* start RECORDED INFORMATION *
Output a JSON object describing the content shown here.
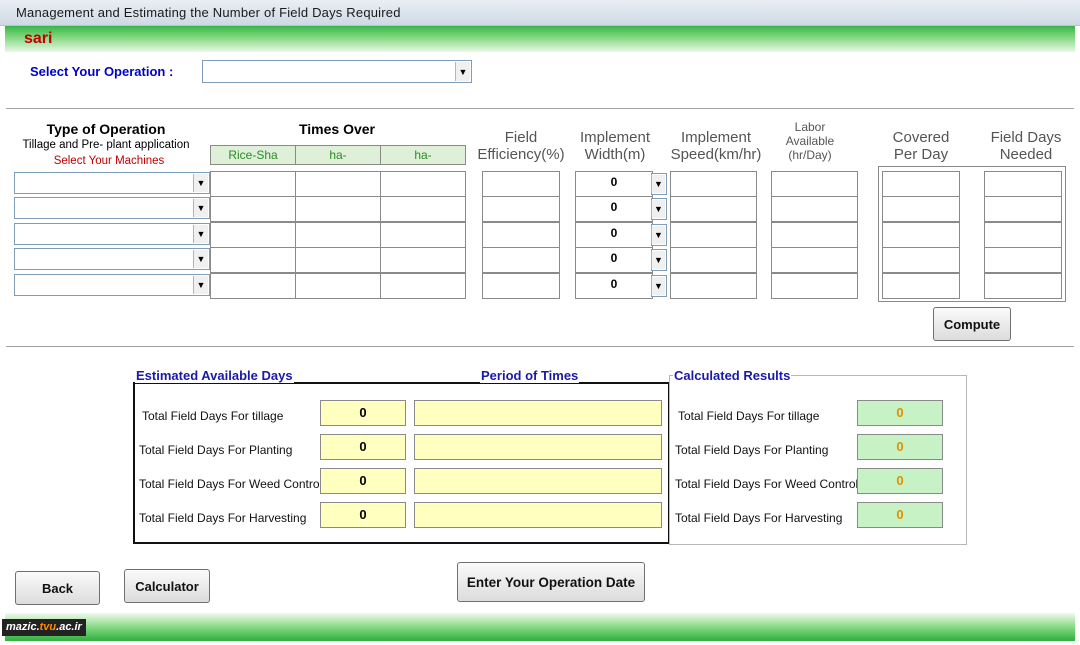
{
  "window": {
    "title": "Management and Estimating the Number of Field Days Required"
  },
  "app": {
    "name": "sari"
  },
  "operation": {
    "label": "Select Your Operation :",
    "value": ""
  },
  "table": {
    "type_header": "Type of Operation",
    "type_sub": "Tillage and Pre- plant application",
    "select_machines": "Select Your Machines",
    "times_over": "Times Over",
    "times_cols": [
      "Rice-Sha",
      "ha-",
      "ha-"
    ],
    "field_efficiency": [
      "Field",
      "Efficiency(%)"
    ],
    "implement_width": [
      "Implement",
      "Width(m)"
    ],
    "implement_speed": [
      "Implement",
      "Speed(km/hr)"
    ],
    "labor": [
      "Labor",
      "Available",
      "(hr/Day)"
    ],
    "covered": [
      "Covered",
      "Per Day"
    ],
    "field_days": [
      "Field Days",
      "Needed"
    ],
    "width_values": [
      "0",
      "0",
      "0",
      "0",
      "0"
    ]
  },
  "buttons": {
    "compute": "Compute",
    "back": "Back",
    "calculator": "Calculator",
    "enter_date": "Enter Your Operation Date"
  },
  "estimated": {
    "title": "Estimated Available Days",
    "period_title": "Period  of  Times",
    "rows": [
      {
        "label": "Total Field Days For tillage",
        "value": "0"
      },
      {
        "label": "Total Field Days For Planting",
        "value": "0"
      },
      {
        "label": "Total Field Days For Weed Control",
        "value": "0"
      },
      {
        "label": "Total Field Days For Harvesting",
        "value": "0"
      }
    ]
  },
  "calculated": {
    "title": "Calculated Results",
    "rows": [
      {
        "label": "Total Field Days For tillage",
        "value": "0"
      },
      {
        "label": "Total Field Days For Planting",
        "value": "0"
      },
      {
        "label": "Total Field Days For Weed Control",
        "value": "0"
      },
      {
        "label": "Total Field Days For Harvesting",
        "value": "0"
      }
    ]
  },
  "watermark": {
    "prefix": "mazic.",
    "highlight": "tvu",
    "suffix": ".ac.ir"
  }
}
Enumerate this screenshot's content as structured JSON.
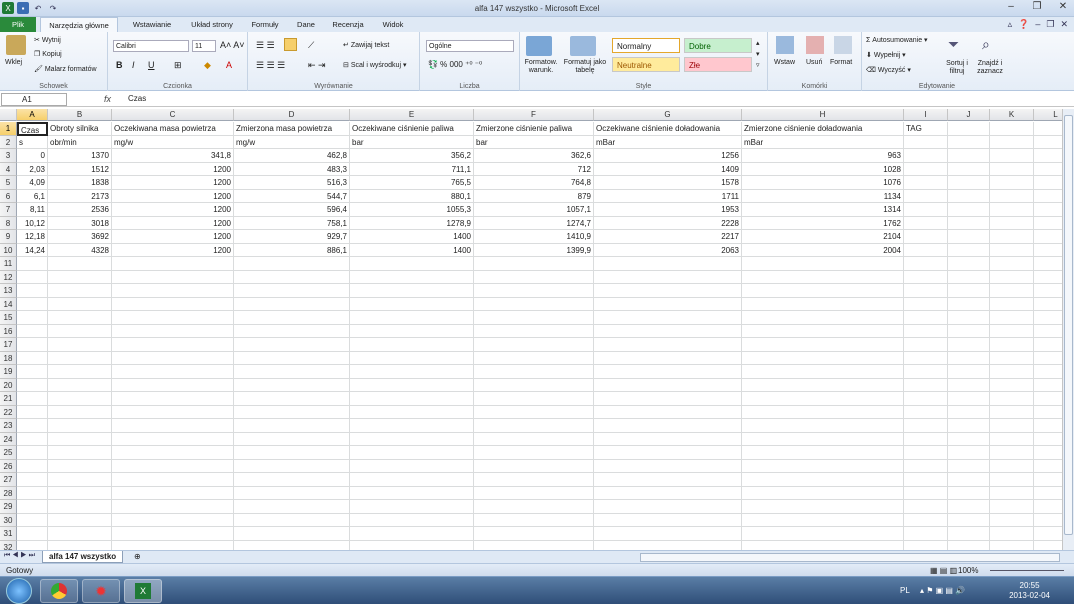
{
  "window": {
    "title": "alfa 147 wszystko  -  Microsoft Excel"
  },
  "tabs": [
    "Plik",
    "Narzędzia główne",
    "Wstawianie",
    "Układ strony",
    "Formuły",
    "Dane",
    "Recenzja",
    "Widok"
  ],
  "ribbon": {
    "clipboard": {
      "label": "Schowek",
      "paste": "Wklej",
      "cut": "Wytnij",
      "copy": "Kopiuj",
      "painter": "Malarz formatów"
    },
    "font": {
      "label": "Czcionka",
      "name": "Calibri",
      "size": "11"
    },
    "alignment": {
      "label": "Wyrównanie",
      "wrap": "Zawijaj tekst",
      "merge": "Scal i wyśrodkuj"
    },
    "number": {
      "label": "Liczba",
      "format": "Ogólne"
    },
    "styles": {
      "label": "Style",
      "cond": "Formatow. warunk.",
      "table": "Formatuj jako tabelę",
      "normal": "Normalny",
      "good": "Dobre",
      "neutral": "Neutralne",
      "bad": "Złe"
    },
    "cells": {
      "label": "Komórki",
      "insert": "Wstaw",
      "delete": "Usuń",
      "format": "Format"
    },
    "editing": {
      "label": "Edytowanie",
      "autosum": "Autosumowanie",
      "fill": "Wypełnij",
      "clear": "Wyczyść",
      "sort": "Sortuj i filtruj",
      "find": "Znajdź i zaznacz"
    }
  },
  "formula": {
    "namebox": "A1",
    "fx": "fx",
    "content": "Czas"
  },
  "columns": [
    "A",
    "B",
    "C",
    "D",
    "E",
    "F",
    "G",
    "H",
    "I",
    "J",
    "K",
    "L"
  ],
  "rows": {
    "r1": [
      "Czas",
      "Obroty silnika",
      "Oczekiwana masa powietrza",
      "Zmierzona masa powietrza",
      "Oczekiwane ciśnienie paliwa",
      "Zmierzone ciśnienie paliwa",
      "Oczekiwane ciśnienie doładowania",
      "Zmierzone ciśnienie doładowania",
      "TAG"
    ],
    "r2": [
      "s",
      "obr/min",
      "mg/w",
      "mg/w",
      "bar",
      "bar",
      "mBar",
      "mBar"
    ],
    "data": [
      [
        "0",
        "1370",
        "341,8",
        "462,8",
        "356,2",
        "362,6",
        "1256",
        "963"
      ],
      [
        "2,03",
        "1512",
        "1200",
        "483,3",
        "711,1",
        "712",
        "1409",
        "1028"
      ],
      [
        "4,09",
        "1838",
        "1200",
        "516,3",
        "765,5",
        "764,8",
        "1578",
        "1076"
      ],
      [
        "6,1",
        "2173",
        "1200",
        "544,7",
        "880,1",
        "879",
        "1711",
        "1134"
      ],
      [
        "8,11",
        "2536",
        "1200",
        "596,4",
        "1055,3",
        "1057,1",
        "1953",
        "1314"
      ],
      [
        "10,12",
        "3018",
        "1200",
        "758,1",
        "1278,9",
        "1274,7",
        "2228",
        "1762"
      ],
      [
        "12,18",
        "3692",
        "1200",
        "929,7",
        "1400",
        "1410,9",
        "2217",
        "2104"
      ],
      [
        "14,24",
        "4328",
        "1200",
        "886,1",
        "1400",
        "1399,9",
        "2063",
        "2004"
      ]
    ]
  },
  "row_numbers": [
    "1",
    "2",
    "3",
    "4",
    "5",
    "6",
    "7",
    "8",
    "9",
    "10",
    "11",
    "12",
    "13",
    "14",
    "15",
    "16",
    "17",
    "18",
    "19",
    "20",
    "21",
    "22",
    "23",
    "24",
    "25",
    "26",
    "27",
    "28",
    "29",
    "30",
    "31",
    "32"
  ],
  "sheet": {
    "name": "alfa 147 wszystko"
  },
  "status": {
    "ready": "Gotowy",
    "zoom": "100%"
  },
  "taskbar": {
    "lang": "PL",
    "time": "20:55",
    "date": "2013-02-04"
  }
}
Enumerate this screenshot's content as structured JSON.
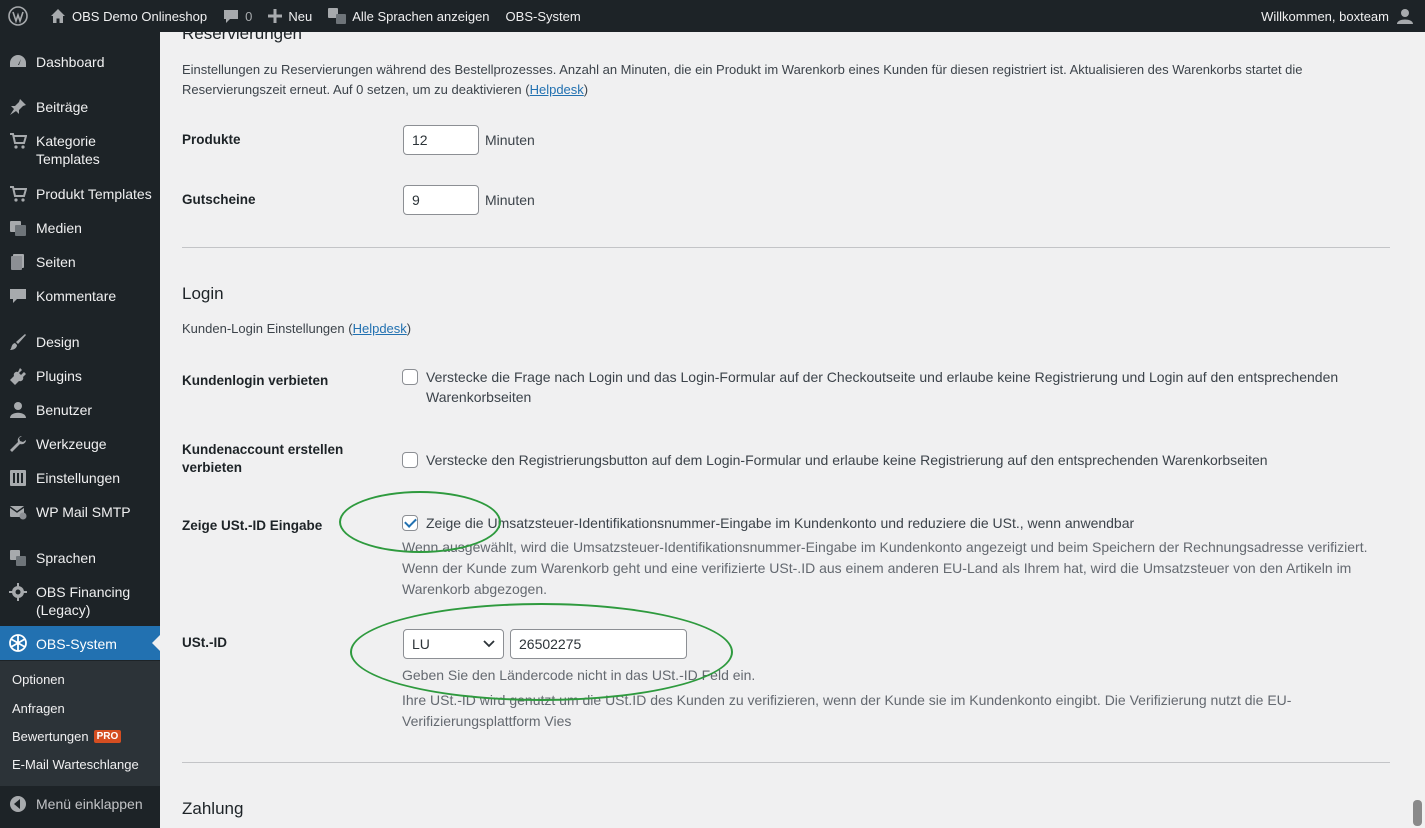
{
  "adminbar": {
    "site_name": "OBS Demo Onlineshop",
    "comments_count": "0",
    "new_label": "Neu",
    "languages_label": "Alle Sprachen anzeigen",
    "obs_label": "OBS-System",
    "welcome": "Willkommen, boxteam"
  },
  "sidebar": {
    "items": [
      {
        "label": "Dashboard",
        "icon": "dashboard-icon"
      },
      {
        "label": "Beiträge",
        "icon": "pin-icon"
      },
      {
        "label": "Kategorie Templates",
        "icon": "cart-icon"
      },
      {
        "label": "Produkt Templates",
        "icon": "cart-icon"
      },
      {
        "label": "Medien",
        "icon": "media-icon"
      },
      {
        "label": "Seiten",
        "icon": "pages-icon"
      },
      {
        "label": "Kommentare",
        "icon": "comment-icon"
      },
      {
        "label": "Design",
        "icon": "brush-icon"
      },
      {
        "label": "Plugins",
        "icon": "plugin-icon"
      },
      {
        "label": "Benutzer",
        "icon": "user-icon"
      },
      {
        "label": "Werkzeuge",
        "icon": "wrench-icon"
      },
      {
        "label": "Einstellungen",
        "icon": "settings-icon"
      },
      {
        "label": "WP Mail SMTP",
        "icon": "mail-icon"
      },
      {
        "label": "Sprachen",
        "icon": "translate-icon"
      },
      {
        "label": "OBS Financing (Legacy)",
        "icon": "gear-icon"
      },
      {
        "label": "OBS-System",
        "icon": "snowflake-icon"
      }
    ],
    "submenu": [
      "Optionen",
      "Anfragen",
      "Bewertungen",
      "E-Mail Warteschlange"
    ],
    "pro_badge": "PRO",
    "collapse_label": "Menü einklappen"
  },
  "reservations": {
    "title": "Reservierungen",
    "description": "Einstellungen zu Reservierungen während des Bestellprozesses. Anzahl an Minuten, die ein Produkt im Warenkorb eines Kunden für diesen registriert ist. Aktualisieren des Warenkorbs startet die Reservierungszeit erneut. Auf 0 setzen, um zu deaktivieren (",
    "helpdesk": "Helpdesk",
    "close_paren": ")",
    "products_label": "Produkte",
    "products_value": "12",
    "vouchers_label": "Gutscheine",
    "vouchers_value": "9",
    "unit": "Minuten"
  },
  "login": {
    "title": "Login",
    "description": "Kunden-Login Einstellungen (",
    "helpdesk": "Helpdesk",
    "close_paren": ")",
    "forbid_login_label": "Kundenlogin verbieten",
    "forbid_login_text": "Verstecke die Frage nach Login und das Login-Formular auf der Checkoutseite und erlaube keine Registrierung und Login auf den entsprechenden Warenkorbseiten",
    "forbid_login_checked": false,
    "forbid_account_label": "Kundenaccount erstellen verbieten",
    "forbid_account_text": "Verstecke den Registrierungsbutton auf dem Login-Formular und erlaube keine Registrierung auf den entsprechenden Warenkorbseiten",
    "forbid_account_checked": false,
    "vat_input_label": "Zeige USt.-ID Eingabe",
    "vat_input_text": "Zeige die Umsatzsteuer-Identifikationsnummer-Eingabe im Kundenkonto und reduziere die USt., wenn anwendbar",
    "vat_input_checked": true,
    "vat_input_help": "Wenn ausgewählt, wird die Umsatzsteuer-Identifikationsnummer-Eingabe im Kundenkonto angezeigt und beim Speichern der Rechnungsadresse verifiziert. Wenn der Kunde zum Warenkorb geht und eine verifizierte USt-.ID aus einem anderen EU-Land als Ihrem hat, wird die Umsatzsteuer von den Artikeln im Warenkorb abgezogen.",
    "vat_id_label": "USt.-ID",
    "vat_country": "LU",
    "vat_number": "26502275",
    "vat_help_1": "Geben Sie den Ländercode nicht in das USt.-ID Feld ein.",
    "vat_help_2": "Ihre USt.-ID wird genutzt um die USt.ID des Kunden zu verifizieren, wenn der Kunde sie im Kundenkonto eingibt. Die Verifizierung nutzt die EU-Verifizierungsplattform Vies"
  },
  "payment": {
    "title": "Zahlung"
  },
  "colors": {
    "sidebar_bg": "#1d2327",
    "accent": "#2271b1",
    "highlight_ellipse": "#2e9a3e"
  }
}
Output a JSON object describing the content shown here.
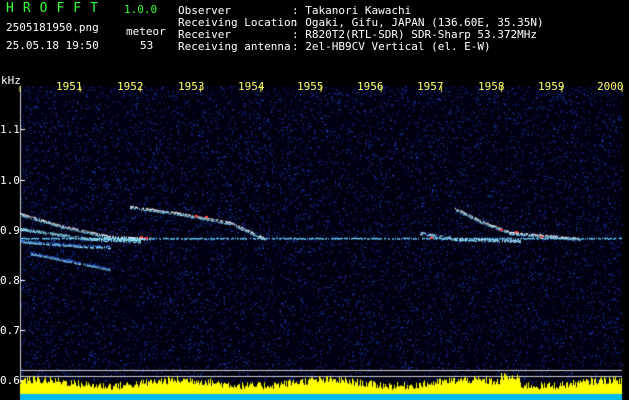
{
  "header": {
    "app_title": "HROFFT",
    "app_version": "1.0.0",
    "file_name": "2505181950.png",
    "timestamp": "25.05.18 19:50",
    "meteor_label": "meteor",
    "meteor_count": "53"
  },
  "info": [
    {
      "key": "Observer",
      "value": ": Takanori Kawachi"
    },
    {
      "key": "Receiving Location",
      "value": ": Ogaki, Gifu, JAPAN (136.60E, 35.35N)"
    },
    {
      "key": "Receiver",
      "value": ": R820T2(RTL-SDR) SDR-Sharp 53.372MHz"
    },
    {
      "key": "Receiving antenna",
      "value": ": 2el-HB9CV Vertical (el. E-W)"
    }
  ],
  "spectrogram": {
    "unit_label": "kHz",
    "y_labels": [
      "1.1",
      "1.0",
      "0.9",
      "0.8",
      "0.7",
      "0.6"
    ],
    "x_labels": [
      "1951",
      "1952",
      "1953",
      "1954",
      "1955",
      "1956",
      "1957",
      "1958",
      "1959",
      "2000"
    ],
    "colors": {
      "background": "#000010",
      "noise": "#1a2a9a",
      "carrier": "#66ccff",
      "trail": "#ffffff",
      "hot": "#ff4444",
      "meter": "#ffff00",
      "meter_base": "#00bbee"
    }
  }
}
* end RECORDED INFORMATION *
Search the data for "powietrza". Copy every matching line.

      "Oczekiwana masa powietrza",
      "Zmierzona masa powietrza",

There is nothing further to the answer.